* Start Records shown *

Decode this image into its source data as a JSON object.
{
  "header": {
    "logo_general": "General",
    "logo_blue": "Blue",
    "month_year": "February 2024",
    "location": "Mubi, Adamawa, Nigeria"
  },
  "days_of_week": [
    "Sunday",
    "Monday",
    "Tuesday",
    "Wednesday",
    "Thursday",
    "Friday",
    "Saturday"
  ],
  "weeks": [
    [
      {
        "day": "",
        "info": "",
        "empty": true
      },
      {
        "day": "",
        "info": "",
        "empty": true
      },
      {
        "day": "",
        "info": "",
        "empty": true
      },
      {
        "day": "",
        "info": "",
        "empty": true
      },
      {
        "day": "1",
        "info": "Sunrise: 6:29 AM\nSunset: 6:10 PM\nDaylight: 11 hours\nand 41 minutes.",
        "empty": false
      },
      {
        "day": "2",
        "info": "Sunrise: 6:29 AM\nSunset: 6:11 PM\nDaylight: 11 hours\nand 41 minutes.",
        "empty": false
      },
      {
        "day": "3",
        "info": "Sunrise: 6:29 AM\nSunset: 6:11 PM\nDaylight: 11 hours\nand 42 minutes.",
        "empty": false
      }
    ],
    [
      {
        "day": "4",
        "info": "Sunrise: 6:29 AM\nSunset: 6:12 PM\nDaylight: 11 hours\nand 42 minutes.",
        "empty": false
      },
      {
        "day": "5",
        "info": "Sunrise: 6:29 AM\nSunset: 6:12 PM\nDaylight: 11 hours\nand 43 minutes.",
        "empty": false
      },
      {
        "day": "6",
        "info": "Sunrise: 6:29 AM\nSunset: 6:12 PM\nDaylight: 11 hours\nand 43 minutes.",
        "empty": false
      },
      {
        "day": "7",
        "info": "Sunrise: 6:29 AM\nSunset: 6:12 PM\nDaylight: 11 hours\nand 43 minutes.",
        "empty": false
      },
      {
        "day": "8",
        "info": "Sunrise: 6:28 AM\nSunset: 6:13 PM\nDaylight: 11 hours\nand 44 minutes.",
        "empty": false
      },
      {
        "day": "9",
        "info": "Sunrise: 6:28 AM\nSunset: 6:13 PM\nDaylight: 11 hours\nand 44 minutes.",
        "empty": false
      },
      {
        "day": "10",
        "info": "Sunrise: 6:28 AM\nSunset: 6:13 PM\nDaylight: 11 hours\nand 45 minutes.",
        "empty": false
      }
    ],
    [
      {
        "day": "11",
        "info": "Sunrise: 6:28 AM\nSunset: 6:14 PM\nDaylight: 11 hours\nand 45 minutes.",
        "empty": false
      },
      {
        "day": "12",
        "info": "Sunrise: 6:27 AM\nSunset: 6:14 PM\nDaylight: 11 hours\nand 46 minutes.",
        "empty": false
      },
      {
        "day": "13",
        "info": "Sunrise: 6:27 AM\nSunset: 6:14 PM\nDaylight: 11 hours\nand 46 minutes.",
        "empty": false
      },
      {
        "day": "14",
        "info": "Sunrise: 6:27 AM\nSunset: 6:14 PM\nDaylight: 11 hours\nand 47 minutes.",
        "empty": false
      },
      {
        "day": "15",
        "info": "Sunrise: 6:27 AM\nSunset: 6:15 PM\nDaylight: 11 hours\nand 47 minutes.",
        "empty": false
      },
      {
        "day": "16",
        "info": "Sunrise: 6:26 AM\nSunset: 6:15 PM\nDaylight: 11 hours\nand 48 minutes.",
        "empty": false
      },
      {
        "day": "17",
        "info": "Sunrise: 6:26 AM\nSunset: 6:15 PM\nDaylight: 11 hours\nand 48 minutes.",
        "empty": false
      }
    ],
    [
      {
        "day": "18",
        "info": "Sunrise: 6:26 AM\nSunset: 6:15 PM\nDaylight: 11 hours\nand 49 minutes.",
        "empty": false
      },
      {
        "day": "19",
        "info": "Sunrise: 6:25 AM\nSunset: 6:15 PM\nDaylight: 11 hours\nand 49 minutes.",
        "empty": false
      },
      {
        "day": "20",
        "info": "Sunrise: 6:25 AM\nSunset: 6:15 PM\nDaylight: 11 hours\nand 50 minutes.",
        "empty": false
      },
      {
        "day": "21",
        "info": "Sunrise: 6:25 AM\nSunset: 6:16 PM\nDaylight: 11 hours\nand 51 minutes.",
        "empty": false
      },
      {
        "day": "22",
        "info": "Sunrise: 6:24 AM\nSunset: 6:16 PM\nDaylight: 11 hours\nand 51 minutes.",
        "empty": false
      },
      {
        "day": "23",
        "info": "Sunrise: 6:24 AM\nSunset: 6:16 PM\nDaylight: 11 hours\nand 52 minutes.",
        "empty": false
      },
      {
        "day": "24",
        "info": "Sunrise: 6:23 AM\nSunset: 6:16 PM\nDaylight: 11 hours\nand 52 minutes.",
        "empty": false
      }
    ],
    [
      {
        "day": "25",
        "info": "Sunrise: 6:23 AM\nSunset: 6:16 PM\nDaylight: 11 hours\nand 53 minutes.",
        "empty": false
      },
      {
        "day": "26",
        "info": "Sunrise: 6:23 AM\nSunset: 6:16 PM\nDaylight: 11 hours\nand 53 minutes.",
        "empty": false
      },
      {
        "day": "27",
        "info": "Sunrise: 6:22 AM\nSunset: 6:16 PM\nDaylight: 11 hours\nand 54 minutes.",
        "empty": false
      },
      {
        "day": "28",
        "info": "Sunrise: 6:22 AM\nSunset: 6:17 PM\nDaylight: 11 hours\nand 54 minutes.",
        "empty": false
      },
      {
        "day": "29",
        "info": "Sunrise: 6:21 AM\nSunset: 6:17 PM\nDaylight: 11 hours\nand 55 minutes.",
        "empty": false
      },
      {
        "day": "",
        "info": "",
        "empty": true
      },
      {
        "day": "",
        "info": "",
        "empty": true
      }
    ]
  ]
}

* End Records shown *

- _Written task_
Write the material out exactly, with nothing left out.

- _Written response_
Decode this image into its source data as a JSON object.
{
  "header": {
    "logo_general": "General",
    "logo_blue": "Blue",
    "month_year": "February 2024",
    "location": "Mubi, Adamawa, Nigeria"
  },
  "days_of_week": [
    "Sunday",
    "Monday",
    "Tuesday",
    "Wednesday",
    "Thursday",
    "Friday",
    "Saturday"
  ],
  "weeks": [
    [
      {
        "day": "",
        "info": "",
        "empty": true
      },
      {
        "day": "",
        "info": "",
        "empty": true
      },
      {
        "day": "",
        "info": "",
        "empty": true
      },
      {
        "day": "",
        "info": "",
        "empty": true
      },
      {
        "day": "1",
        "info": "Sunrise: 6:29 AM\nSunset: 6:10 PM\nDaylight: 11 hours\nand 41 minutes.",
        "empty": false
      },
      {
        "day": "2",
        "info": "Sunrise: 6:29 AM\nSunset: 6:11 PM\nDaylight: 11 hours\nand 41 minutes.",
        "empty": false
      },
      {
        "day": "3",
        "info": "Sunrise: 6:29 AM\nSunset: 6:11 PM\nDaylight: 11 hours\nand 42 minutes.",
        "empty": false
      }
    ],
    [
      {
        "day": "4",
        "info": "Sunrise: 6:29 AM\nSunset: 6:12 PM\nDaylight: 11 hours\nand 42 minutes.",
        "empty": false
      },
      {
        "day": "5",
        "info": "Sunrise: 6:29 AM\nSunset: 6:12 PM\nDaylight: 11 hours\nand 43 minutes.",
        "empty": false
      },
      {
        "day": "6",
        "info": "Sunrise: 6:29 AM\nSunset: 6:12 PM\nDaylight: 11 hours\nand 43 minutes.",
        "empty": false
      },
      {
        "day": "7",
        "info": "Sunrise: 6:29 AM\nSunset: 6:12 PM\nDaylight: 11 hours\nand 43 minutes.",
        "empty": false
      },
      {
        "day": "8",
        "info": "Sunrise: 6:28 AM\nSunset: 6:13 PM\nDaylight: 11 hours\nand 44 minutes.",
        "empty": false
      },
      {
        "day": "9",
        "info": "Sunrise: 6:28 AM\nSunset: 6:13 PM\nDaylight: 11 hours\nand 44 minutes.",
        "empty": false
      },
      {
        "day": "10",
        "info": "Sunrise: 6:28 AM\nSunset: 6:13 PM\nDaylight: 11 hours\nand 45 minutes.",
        "empty": false
      }
    ],
    [
      {
        "day": "11",
        "info": "Sunrise: 6:28 AM\nSunset: 6:14 PM\nDaylight: 11 hours\nand 45 minutes.",
        "empty": false
      },
      {
        "day": "12",
        "info": "Sunrise: 6:27 AM\nSunset: 6:14 PM\nDaylight: 11 hours\nand 46 minutes.",
        "empty": false
      },
      {
        "day": "13",
        "info": "Sunrise: 6:27 AM\nSunset: 6:14 PM\nDaylight: 11 hours\nand 46 minutes.",
        "empty": false
      },
      {
        "day": "14",
        "info": "Sunrise: 6:27 AM\nSunset: 6:14 PM\nDaylight: 11 hours\nand 47 minutes.",
        "empty": false
      },
      {
        "day": "15",
        "info": "Sunrise: 6:27 AM\nSunset: 6:15 PM\nDaylight: 11 hours\nand 47 minutes.",
        "empty": false
      },
      {
        "day": "16",
        "info": "Sunrise: 6:26 AM\nSunset: 6:15 PM\nDaylight: 11 hours\nand 48 minutes.",
        "empty": false
      },
      {
        "day": "17",
        "info": "Sunrise: 6:26 AM\nSunset: 6:15 PM\nDaylight: 11 hours\nand 48 minutes.",
        "empty": false
      }
    ],
    [
      {
        "day": "18",
        "info": "Sunrise: 6:26 AM\nSunset: 6:15 PM\nDaylight: 11 hours\nand 49 minutes.",
        "empty": false
      },
      {
        "day": "19",
        "info": "Sunrise: 6:25 AM\nSunset: 6:15 PM\nDaylight: 11 hours\nand 49 minutes.",
        "empty": false
      },
      {
        "day": "20",
        "info": "Sunrise: 6:25 AM\nSunset: 6:15 PM\nDaylight: 11 hours\nand 50 minutes.",
        "empty": false
      },
      {
        "day": "21",
        "info": "Sunrise: 6:25 AM\nSunset: 6:16 PM\nDaylight: 11 hours\nand 51 minutes.",
        "empty": false
      },
      {
        "day": "22",
        "info": "Sunrise: 6:24 AM\nSunset: 6:16 PM\nDaylight: 11 hours\nand 51 minutes.",
        "empty": false
      },
      {
        "day": "23",
        "info": "Sunrise: 6:24 AM\nSunset: 6:16 PM\nDaylight: 11 hours\nand 52 minutes.",
        "empty": false
      },
      {
        "day": "24",
        "info": "Sunrise: 6:23 AM\nSunset: 6:16 PM\nDaylight: 11 hours\nand 52 minutes.",
        "empty": false
      }
    ],
    [
      {
        "day": "25",
        "info": "Sunrise: 6:23 AM\nSunset: 6:16 PM\nDaylight: 11 hours\nand 53 minutes.",
        "empty": false
      },
      {
        "day": "26",
        "info": "Sunrise: 6:23 AM\nSunset: 6:16 PM\nDaylight: 11 hours\nand 53 minutes.",
        "empty": false
      },
      {
        "day": "27",
        "info": "Sunrise: 6:22 AM\nSunset: 6:16 PM\nDaylight: 11 hours\nand 54 minutes.",
        "empty": false
      },
      {
        "day": "28",
        "info": "Sunrise: 6:22 AM\nSunset: 6:17 PM\nDaylight: 11 hours\nand 54 minutes.",
        "empty": false
      },
      {
        "day": "29",
        "info": "Sunrise: 6:21 AM\nSunset: 6:17 PM\nDaylight: 11 hours\nand 55 minutes.",
        "empty": false
      },
      {
        "day": "",
        "info": "",
        "empty": true
      },
      {
        "day": "",
        "info": "",
        "empty": true
      }
    ]
  ]
}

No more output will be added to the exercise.